Copy every record below exactly.
######
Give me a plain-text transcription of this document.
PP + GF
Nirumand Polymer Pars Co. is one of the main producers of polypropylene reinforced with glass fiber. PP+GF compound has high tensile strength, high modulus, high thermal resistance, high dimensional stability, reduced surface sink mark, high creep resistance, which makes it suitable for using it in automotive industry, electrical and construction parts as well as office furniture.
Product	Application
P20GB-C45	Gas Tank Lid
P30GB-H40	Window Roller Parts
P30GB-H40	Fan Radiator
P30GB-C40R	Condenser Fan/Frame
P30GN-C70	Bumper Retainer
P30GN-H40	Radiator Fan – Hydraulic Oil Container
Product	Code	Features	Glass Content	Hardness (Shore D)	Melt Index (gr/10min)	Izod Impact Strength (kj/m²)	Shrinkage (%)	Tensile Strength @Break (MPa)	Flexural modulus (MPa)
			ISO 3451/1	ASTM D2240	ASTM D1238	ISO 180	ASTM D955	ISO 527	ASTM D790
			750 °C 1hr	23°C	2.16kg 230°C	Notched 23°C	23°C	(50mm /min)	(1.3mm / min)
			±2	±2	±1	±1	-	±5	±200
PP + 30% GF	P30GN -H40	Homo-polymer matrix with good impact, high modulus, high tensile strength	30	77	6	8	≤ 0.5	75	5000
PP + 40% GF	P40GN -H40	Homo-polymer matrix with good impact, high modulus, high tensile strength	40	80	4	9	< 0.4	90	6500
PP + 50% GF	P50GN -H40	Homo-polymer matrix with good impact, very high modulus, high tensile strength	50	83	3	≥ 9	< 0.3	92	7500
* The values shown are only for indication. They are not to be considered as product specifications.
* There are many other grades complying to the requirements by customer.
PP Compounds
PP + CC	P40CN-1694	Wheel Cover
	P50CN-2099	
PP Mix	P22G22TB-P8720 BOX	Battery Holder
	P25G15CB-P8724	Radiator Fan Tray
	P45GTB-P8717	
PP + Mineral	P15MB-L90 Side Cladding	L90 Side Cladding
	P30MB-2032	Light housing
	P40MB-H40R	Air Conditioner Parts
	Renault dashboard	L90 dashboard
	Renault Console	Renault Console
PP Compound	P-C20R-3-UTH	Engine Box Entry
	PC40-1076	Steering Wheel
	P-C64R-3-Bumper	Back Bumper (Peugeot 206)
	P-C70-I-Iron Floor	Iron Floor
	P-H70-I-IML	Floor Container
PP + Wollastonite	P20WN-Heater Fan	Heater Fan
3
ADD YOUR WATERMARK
######
* [THE RESULT]:
Give me a plain-text transcription of this document.
PP + GF
Nirumand Polymer Pars Co. is one of the main producers of polypropylene reinforced with glass fiber. PP+GF compound has high tensile strength, high modulus, high thermal resistance, high dimensional stability, reduced surface sink mark, high creep resistance, which makes it suitable for using it in automotive industry, electrical and construction parts as well as office furniture.
Product	Application
P20GB-C45	Gas Tank Lid
P30GB-H40	Window Roller Parts
P30GB-H40	Fan Radiator
P30GB-C40R	Condenser Fan/Frame
P30GN-C70	Bumper Retainer
P30GN-H40	Radiator Fan – Hydraulic Oil Container
Product	Code	Features	Glass Content	Hardness (Shore D)	Melt Index (gr/10min)	Izod Impact Strength (kj/m²)	Shrinkage (%)	Tensile Strength @Break (MPa)	Flexural modulus (MPa)
			ISO 3451/1	ASTM D2240	ASTM D1238	ISO 180	ASTM D955	ISO 527	ASTM D790
			750 °C 1hr	23°C	2.16kg 230°C	Notched 23°C	23°C	(50mm /min)	(1.3mm / min)
			±2	±2	±1	±1	-	±5	±200
PP + 30% GF	P30GN -H40	Homo-polymer matrix with good impact, high modulus, high tensile strength	30	77	6	8	≤ 0.5	75	5000
PP + 40% GF	P40GN -H40	Homo-polymer matrix with good impact, high modulus, high tensile strength	40	80	4	9	< 0.4	90	6500
PP + 50% GF	P50GN -H40	Homo-polymer matrix with good impact, very high modulus, high tensile strength	50	83	3	≥ 9	< 0.3	92	7500
* The values shown are only for indication. They are not to be considered as product specifications.
* There are many other grades complying to the requirements by customer.
PP Compounds
PP + CC	P40CN-1694	Wheel Cover
	P50CN-2099	
PP Mix	P22G22TB-P8720 BOX	Battery Holder
	P25G15CB-P8724	Radiator Fan Tray
	P45GTB-P8717	
PP + Mineral	P15MB-L90 Side Cladding	L90 Side Cladding
	P30MB-2032	Light housing
	P40MB-H40R	Air Conditioner Parts
	Renault dashboard	L90 dashboard
	Renault Console	Renault Console
PP Compound	P-C20R-3-UTH	Engine Box Entry
	PC40-1076	Steering Wheel
	P-C64R-3-Bumper	Back Bumper (Peugeot 206)
	P-C70-I-Iron Floor	Iron Floor
	P-H70-I-IML	Floor Container
PP + Wollastonite	P20WN-Heater Fan	Heater Fan
3
ADD YOUR WATERMARK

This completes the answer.